#### PROBLEM
Leaving out the pictures, retype all the material exactly.

#### RECORDS
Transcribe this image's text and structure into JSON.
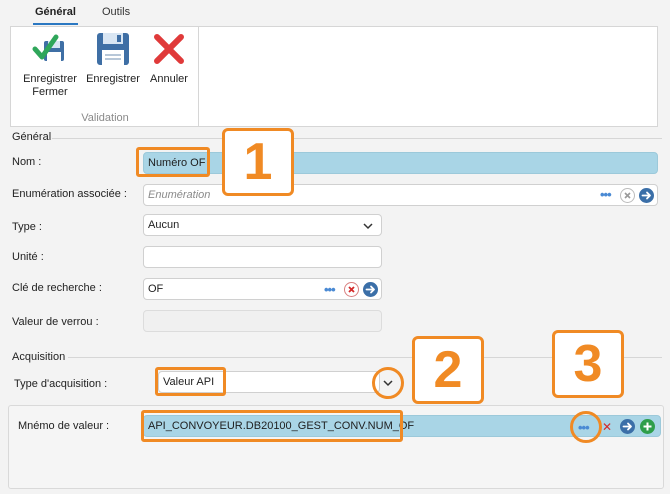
{
  "tabs": {
    "active": "Général",
    "inactive": "Outils"
  },
  "ribbon": {
    "save_close_label": "Enregistrer\nFermer",
    "save_label": "Enregistrer",
    "cancel_label": "Annuler",
    "group_label": "Validation"
  },
  "general": {
    "section_title": "Général",
    "name_label": "Nom :",
    "name_value": "Numéro OF",
    "enum_label": "Enumération associée :",
    "enum_placeholder": "Enumération",
    "type_label": "Type :",
    "type_value": "Aucun",
    "unit_label": "Unité :",
    "unit_value": "",
    "key_label": "Clé de recherche :",
    "key_value": "OF",
    "lock_label": "Valeur de verrou :",
    "lock_value": ""
  },
  "acquisition": {
    "section_title": "Acquisition",
    "type_label": "Type d'acquisition :",
    "type_value": "Valeur API",
    "mnemo_label": "Mnémo de valeur :",
    "mnemo_value": "API_CONVOYEUR.DB20100_GEST_CONV.NUM_OF"
  },
  "annotations": {
    "one": "1",
    "two": "2",
    "three": "3"
  },
  "icons": {
    "save_close": "save-check-icon",
    "save": "floppy-disk-icon",
    "cancel": "red-x-icon",
    "browse": "ellipsis-icon",
    "clear": "clear-x-icon",
    "go": "arrow-right-icon",
    "add": "plus-icon",
    "dropdown": "chevron-down-icon"
  },
  "colors": {
    "accent": "#2b78c2",
    "highlight_field": "#a9d5e6",
    "annotation": "#f08a24",
    "cancel_red": "#d42a2a",
    "go_blue": "#3b6fa8",
    "add_green": "#2e9e4a"
  }
}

#### EXERCISE ANSWER
Transcribe this image's text and structure into JSON.
{
  "tabs": {
    "active": "Général",
    "inactive": "Outils"
  },
  "ribbon": {
    "save_close_label": "Enregistrer\nFermer",
    "save_label": "Enregistrer",
    "cancel_label": "Annuler",
    "group_label": "Validation"
  },
  "general": {
    "section_title": "Général",
    "name_label": "Nom :",
    "name_value": "Numéro OF",
    "enum_label": "Enumération associée :",
    "enum_placeholder": "Enumération",
    "type_label": "Type :",
    "type_value": "Aucun",
    "unit_label": "Unité :",
    "unit_value": "",
    "key_label": "Clé de recherche :",
    "key_value": "OF",
    "lock_label": "Valeur de verrou :",
    "lock_value": ""
  },
  "acquisition": {
    "section_title": "Acquisition",
    "type_label": "Type d'acquisition :",
    "type_value": "Valeur API",
    "mnemo_label": "Mnémo de valeur :",
    "mnemo_value": "API_CONVOYEUR.DB20100_GEST_CONV.NUM_OF"
  },
  "annotations": {
    "one": "1",
    "two": "2",
    "three": "3"
  },
  "icons": {
    "save_close": "save-check-icon",
    "save": "floppy-disk-icon",
    "cancel": "red-x-icon",
    "browse": "ellipsis-icon",
    "clear": "clear-x-icon",
    "go": "arrow-right-icon",
    "add": "plus-icon",
    "dropdown": "chevron-down-icon"
  },
  "colors": {
    "accent": "#2b78c2",
    "highlight_field": "#a9d5e6",
    "annotation": "#f08a24",
    "cancel_red": "#d42a2a",
    "go_blue": "#3b6fa8",
    "add_green": "#2e9e4a"
  }
}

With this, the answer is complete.